-- Start Material provided --

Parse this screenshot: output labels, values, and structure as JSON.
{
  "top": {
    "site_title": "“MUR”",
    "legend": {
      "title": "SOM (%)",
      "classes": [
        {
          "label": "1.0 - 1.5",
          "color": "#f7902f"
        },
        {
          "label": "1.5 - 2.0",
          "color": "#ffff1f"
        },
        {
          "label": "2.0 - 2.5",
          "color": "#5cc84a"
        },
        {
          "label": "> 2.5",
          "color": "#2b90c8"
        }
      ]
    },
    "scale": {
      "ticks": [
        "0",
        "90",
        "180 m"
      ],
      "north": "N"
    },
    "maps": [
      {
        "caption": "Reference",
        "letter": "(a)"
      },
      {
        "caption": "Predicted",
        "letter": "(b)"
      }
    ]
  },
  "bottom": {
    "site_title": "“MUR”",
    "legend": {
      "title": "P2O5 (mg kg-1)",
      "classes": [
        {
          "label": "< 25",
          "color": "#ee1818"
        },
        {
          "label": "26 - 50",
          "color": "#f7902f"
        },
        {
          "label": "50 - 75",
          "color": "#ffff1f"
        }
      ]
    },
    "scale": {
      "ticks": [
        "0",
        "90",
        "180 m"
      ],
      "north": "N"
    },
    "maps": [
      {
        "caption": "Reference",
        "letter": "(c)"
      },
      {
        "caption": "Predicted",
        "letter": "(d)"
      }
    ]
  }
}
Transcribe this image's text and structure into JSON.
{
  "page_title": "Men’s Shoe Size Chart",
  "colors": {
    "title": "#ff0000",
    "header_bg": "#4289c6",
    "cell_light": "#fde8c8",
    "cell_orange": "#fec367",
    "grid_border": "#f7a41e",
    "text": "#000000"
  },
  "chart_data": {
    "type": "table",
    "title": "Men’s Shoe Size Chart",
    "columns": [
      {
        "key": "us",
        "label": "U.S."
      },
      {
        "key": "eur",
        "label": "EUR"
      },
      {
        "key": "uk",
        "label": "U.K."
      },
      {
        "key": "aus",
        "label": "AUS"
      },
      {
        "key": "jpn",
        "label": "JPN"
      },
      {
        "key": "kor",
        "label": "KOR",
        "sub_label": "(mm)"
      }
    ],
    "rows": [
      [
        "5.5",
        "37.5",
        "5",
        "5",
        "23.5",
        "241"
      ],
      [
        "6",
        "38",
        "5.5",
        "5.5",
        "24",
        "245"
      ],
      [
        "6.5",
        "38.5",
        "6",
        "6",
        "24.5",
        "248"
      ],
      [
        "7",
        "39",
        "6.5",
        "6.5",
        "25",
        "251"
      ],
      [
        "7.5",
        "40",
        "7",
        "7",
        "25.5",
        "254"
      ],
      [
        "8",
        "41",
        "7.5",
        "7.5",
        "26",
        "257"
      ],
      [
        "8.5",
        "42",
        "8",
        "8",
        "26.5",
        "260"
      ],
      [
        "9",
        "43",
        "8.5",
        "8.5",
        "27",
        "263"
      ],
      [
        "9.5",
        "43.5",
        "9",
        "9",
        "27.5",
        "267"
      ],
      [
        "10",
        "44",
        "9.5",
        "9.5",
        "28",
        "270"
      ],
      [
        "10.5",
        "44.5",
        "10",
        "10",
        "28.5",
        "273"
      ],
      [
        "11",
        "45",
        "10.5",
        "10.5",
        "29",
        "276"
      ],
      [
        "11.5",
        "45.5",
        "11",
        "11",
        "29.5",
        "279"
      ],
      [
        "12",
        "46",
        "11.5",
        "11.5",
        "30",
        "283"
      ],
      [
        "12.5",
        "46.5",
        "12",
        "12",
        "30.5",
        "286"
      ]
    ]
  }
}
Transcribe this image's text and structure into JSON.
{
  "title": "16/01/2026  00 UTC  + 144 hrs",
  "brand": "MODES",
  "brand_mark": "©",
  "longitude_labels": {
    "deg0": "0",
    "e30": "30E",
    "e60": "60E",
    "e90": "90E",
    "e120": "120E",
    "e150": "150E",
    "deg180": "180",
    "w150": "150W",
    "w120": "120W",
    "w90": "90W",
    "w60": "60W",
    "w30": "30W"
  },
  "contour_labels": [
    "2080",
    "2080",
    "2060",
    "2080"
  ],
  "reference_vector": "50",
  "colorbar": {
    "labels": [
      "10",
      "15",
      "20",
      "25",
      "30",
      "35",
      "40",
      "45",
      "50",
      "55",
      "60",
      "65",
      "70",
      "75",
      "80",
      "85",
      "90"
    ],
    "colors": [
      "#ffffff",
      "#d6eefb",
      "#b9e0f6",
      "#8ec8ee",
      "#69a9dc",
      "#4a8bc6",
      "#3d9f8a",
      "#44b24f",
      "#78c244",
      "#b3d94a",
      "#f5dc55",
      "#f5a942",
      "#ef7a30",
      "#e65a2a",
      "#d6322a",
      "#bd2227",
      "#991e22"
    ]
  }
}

-- End Material provided --

Given instruction |
Transcribe every entry exactly, omitting nothing.

Reply to the task |
Parse this screenshot: output labels, values, and structure as JSON.
{
  "top": {
    "site_title": "“MUR”",
    "legend": {
      "title": "SOM (%)",
      "classes": [
        {
          "label": "1.0 - 1.5",
          "color": "#f7902f"
        },
        {
          "label": "1.5 - 2.0",
          "color": "#ffff1f"
        },
        {
          "label": "2.0 - 2.5",
          "color": "#5cc84a"
        },
        {
          "label": "> 2.5",
          "color": "#2b90c8"
        }
      ]
    },
    "scale": {
      "ticks": [
        "0",
        "90",
        "180 m"
      ],
      "north": "N"
    },
    "maps": [
      {
        "caption": "Reference",
        "letter": "(a)"
      },
      {
        "caption": "Predicted",
        "letter": "(b)"
      }
    ]
  },
  "bottom": {
    "site_title": "“MUR”",
    "legend": {
      "title": "P2O5 (mg kg-1)",
      "classes": [
        {
          "label": "< 25",
          "color": "#ee1818"
        },
        {
          "label": "26 - 50",
          "color": "#f7902f"
        },
        {
          "label": "50 - 75",
          "color": "#ffff1f"
        }
      ]
    },
    "scale": {
      "ticks": [
        "0",
        "90",
        "180 m"
      ],
      "north": "N"
    },
    "maps": [
      {
        "caption": "Reference",
        "letter": "(c)"
      },
      {
        "caption": "Predicted",
        "letter": "(d)"
      }
    ]
  }
}
Transcribe this image's text and structure into JSON.
{
  "page_title": "Men’s Shoe Size Chart",
  "colors": {
    "title": "#ff0000",
    "header_bg": "#4289c6",
    "cell_light": "#fde8c8",
    "cell_orange": "#fec367",
    "grid_border": "#f7a41e",
    "text": "#000000"
  },
  "chart_data": {
    "type": "table",
    "title": "Men’s Shoe Size Chart",
    "columns": [
      {
        "key": "us",
        "label": "U.S."
      },
      {
        "key": "eur",
        "label": "EUR"
      },
      {
        "key": "uk",
        "label": "U.K."
      },
      {
        "key": "aus",
        "label": "AUS"
      },
      {
        "key": "jpn",
        "label": "JPN"
      },
      {
        "key": "kor",
        "label": "KOR",
        "sub_label": "(mm)"
      }
    ],
    "rows": [
      [
        "5.5",
        "37.5",
        "5",
        "5",
        "23.5",
        "241"
      ],
      [
        "6",
        "38",
        "5.5",
        "5.5",
        "24",
        "245"
      ],
      [
        "6.5",
        "38.5",
        "6",
        "6",
        "24.5",
        "248"
      ],
      [
        "7",
        "39",
        "6.5",
        "6.5",
        "25",
        "251"
      ],
      [
        "7.5",
        "40",
        "7",
        "7",
        "25.5",
        "254"
      ],
      [
        "8",
        "41",
        "7.5",
        "7.5",
        "26",
        "257"
      ],
      [
        "8.5",
        "42",
        "8",
        "8",
        "26.5",
        "260"
      ],
      [
        "9",
        "43",
        "8.5",
        "8.5",
        "27",
        "263"
      ],
      [
        "9.5",
        "43.5",
        "9",
        "9",
        "27.5",
        "267"
      ],
      [
        "10",
        "44",
        "9.5",
        "9.5",
        "28",
        "270"
      ],
      [
        "10.5",
        "44.5",
        "10",
        "10",
        "28.5",
        "273"
      ],
      [
        "11",
        "45",
        "10.5",
        "10.5",
        "29",
        "276"
      ],
      [
        "11.5",
        "45.5",
        "11",
        "11",
        "29.5",
        "279"
      ],
      [
        "12",
        "46",
        "11.5",
        "11.5",
        "30",
        "283"
      ],
      [
        "12.5",
        "46.5",
        "12",
        "12",
        "30.5",
        "286"
      ]
    ]
  }
}
Transcribe this image's text and structure into JSON.
{
  "title": "16/01/2026  00 UTC  + 144 hrs",
  "brand": "MODES",
  "brand_mark": "©",
  "longitude_labels": {
    "deg0": "0",
    "e30": "30E",
    "e60": "60E",
    "e90": "90E",
    "e120": "120E",
    "e150": "150E",
    "deg180": "180",
    "w150": "150W",
    "w120": "120W",
    "w90": "90W",
    "w60": "60W",
    "w30": "30W"
  },
  "contour_labels": [
    "2080",
    "2080",
    "2060",
    "2080"
  ],
  "reference_vector": "50",
  "colorbar": {
    "labels": [
      "10",
      "15",
      "20",
      "25",
      "30",
      "35",
      "40",
      "45",
      "50",
      "55",
      "60",
      "65",
      "70",
      "75",
      "80",
      "85",
      "90"
    ],
    "colors": [
      "#ffffff",
      "#d6eefb",
      "#b9e0f6",
      "#8ec8ee",
      "#69a9dc",
      "#4a8bc6",
      "#3d9f8a",
      "#44b24f",
      "#78c244",
      "#b3d94a",
      "#f5dc55",
      "#f5a942",
      "#ef7a30",
      "#e65a2a",
      "#d6322a",
      "#bd2227",
      "#991e22"
    ]
  }
}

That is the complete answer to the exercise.